Aufgaben =>
**a)** Gib den Abschnitt der Opernkritik wortgetreu wieder, der mit den Worten „Regisseurin Anja Krietsch“ beginnt und mit „Passagen gelangen kurzweilig.“ endet.
**b)** Nenne alle Sängerinnen und Sänger, die in der Opernkritik namentlich erwähnt werden.

Zitierter Text =>
Die ägyptische Königin Orontea weigert sich beharrlich zu heiraten, und verliebt sich dennoch in den attraktiven Maler Alidoro, der sich am Ende als Prinz entpuppt, der vor langer Zeit entführt wurde. In die Haupthandlung sind Verwechselungen und Verkleidungen eingewoben, Narren, Ammen und andere komische Figuren treiben ihr Unwesen, bis am Schluss nicht nur Orontea und Alidoro ein Paar werden. Silandra findet Clorindo, Giacinta Gelone. Aristea hat Alidoro wie ihren eigenen Sohn aufgezogen, Creonte, der Philosoph zeigt sich als Urahn von Mozarts Don Alfonso, der intrigant seine Fäden bei den Liebes-Verwirr-Spielchen zieht.
Die Hamburgische Staatsoper zeigt „Orontea“ als jährliche Produktion ihres Internationalen Opernstudios auf der Studiobühne „opera stabile“. Alle acht Partien wurden von den sieben jungen Opernstudio-Sängern sowie dem Countertenor Michael Taylor als Gast hoch professionell gesungen und gespielt. In den wundervoll ausgewogenen Mezzosopran von Ida Aldrian in der Titelpartie der Orontea kann man sich verlieben, Ida Aldrian sang exzellent und vor allem mit stilistischem Gespür für diese frühe Barockoper. Sergiu Saplacan als Alidoro faszinierte mit einem warm timbrierten Tenor und auch durch sein Spieltalent, ihm unterliefen jedoch zuweilen stilistische Brüche, die Stimmgebung rutschte ins 19. Jahrhundert. Eine Gefahr, der Bariton Vincenzo Neri (Gelone) und Tenor Manuel Günther (Aristea) weniger unterlagen. Auch die beiden Sopranpartien waren mit Solen Mainguené (Silandra) und Anat Edri (Giacinta) hervorragend besetzt.
Regisseurin Anja Krietsch setzte auf das Zeitlose des Stoffes. Liebesverwirrspiele in der Barockoper dienten ohnehin immer der Identitätsfindung. Das szenische Spiel hatte Spannung, selbst die manchmal langen, schwierig zu inszenierenden rezitativischen Passagen gelangen kurzweilig.
Eine ägyptische Königin gibt es nicht, dafür eine distanzierte Diva, die im Theater mit Regisseur, Assistenten, Beleuchtern und anderen Theater-Leuten ihren Auftritt probt. Theater auf dem Theater. Die Bühne (Nora Husmann) hat drei Ebenen. Alle Beteiligten sind immer da, mitten drin oder am Rand, wo sie etwa das Regie-Skript verfolgen. Aristea, die Tenor Manuel Günther als Transvestit spielt, schminkt sich permanent, Gelone genehmigt sich ein Gläschen nach dem anderen. Orontea thront hoch oben, wenn sie nicht zum Auftritt nach unten kommt.

Gegebene Daten =>
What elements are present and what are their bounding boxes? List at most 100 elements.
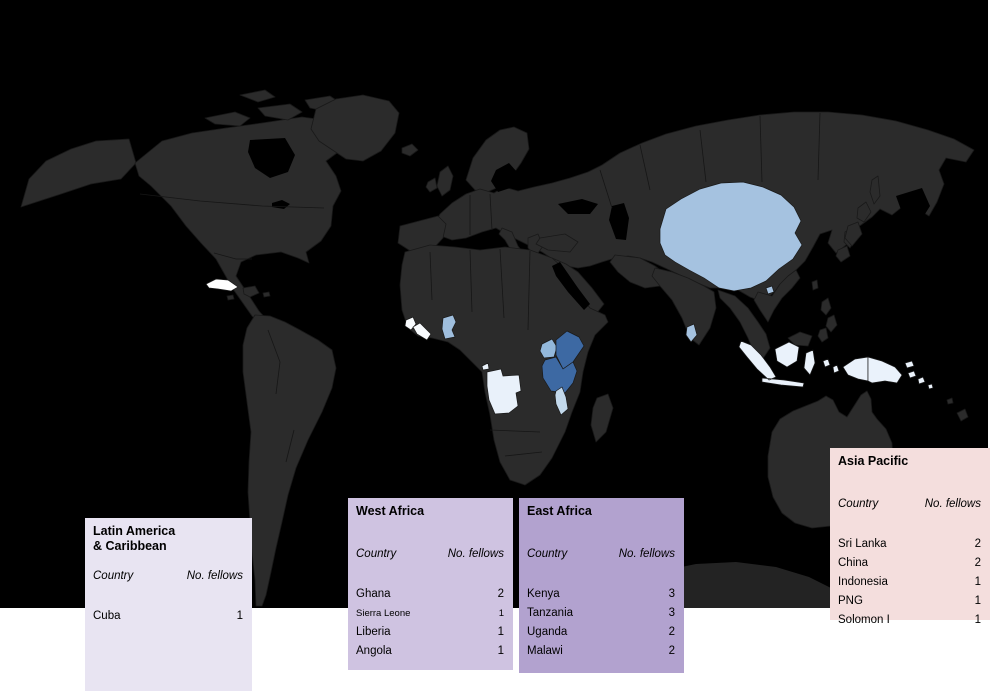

Lösungen =>
**a)**
Regisseurin Anja Krietsch setzte auf das Zeitlose des Stoffes. Liebesverwirrspiele in der Barockoper dienten ohnehin immer der Identitätsfindung. Das szenische Spiel hatte Spannung, selbst die manchmal langen, schwierig zu inszenierenden rezitativischen Passagen gelangen kurzweilig.

**b)** Michael Taylor, Ida Aldrian, Sergiu Saplacan, Vincenzo Neri, Manuel Günther, Solen Mainguené, Anat Edri